··· DATA SUPPLIED

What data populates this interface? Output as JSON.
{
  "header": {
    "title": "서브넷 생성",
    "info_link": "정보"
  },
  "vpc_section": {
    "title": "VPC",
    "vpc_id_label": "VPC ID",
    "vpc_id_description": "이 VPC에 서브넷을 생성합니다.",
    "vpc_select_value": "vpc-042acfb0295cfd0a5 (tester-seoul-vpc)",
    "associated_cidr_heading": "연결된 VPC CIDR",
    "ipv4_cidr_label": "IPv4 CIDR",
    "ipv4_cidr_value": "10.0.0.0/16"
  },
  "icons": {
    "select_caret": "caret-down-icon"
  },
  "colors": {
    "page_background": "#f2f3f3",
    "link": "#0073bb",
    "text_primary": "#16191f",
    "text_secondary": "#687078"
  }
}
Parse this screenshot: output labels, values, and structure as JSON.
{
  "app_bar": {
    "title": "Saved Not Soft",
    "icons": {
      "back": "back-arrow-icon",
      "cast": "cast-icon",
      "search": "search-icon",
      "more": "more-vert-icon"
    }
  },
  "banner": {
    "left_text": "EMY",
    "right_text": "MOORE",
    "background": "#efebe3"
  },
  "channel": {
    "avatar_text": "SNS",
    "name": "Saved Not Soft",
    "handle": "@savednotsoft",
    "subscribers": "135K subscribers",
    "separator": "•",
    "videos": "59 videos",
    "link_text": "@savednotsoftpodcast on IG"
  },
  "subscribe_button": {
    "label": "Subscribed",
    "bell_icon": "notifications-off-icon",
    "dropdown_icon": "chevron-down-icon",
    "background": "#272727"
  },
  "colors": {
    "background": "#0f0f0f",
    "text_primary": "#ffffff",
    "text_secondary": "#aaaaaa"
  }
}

······

-- WHAT NEEDS TO BE DONE --
Copy each line of the data above that holds "this".

-- THE SOLUTION --
What data populates this interface? Output as JSON.
Parse this screenshot: output labels, values, and structure as JSON.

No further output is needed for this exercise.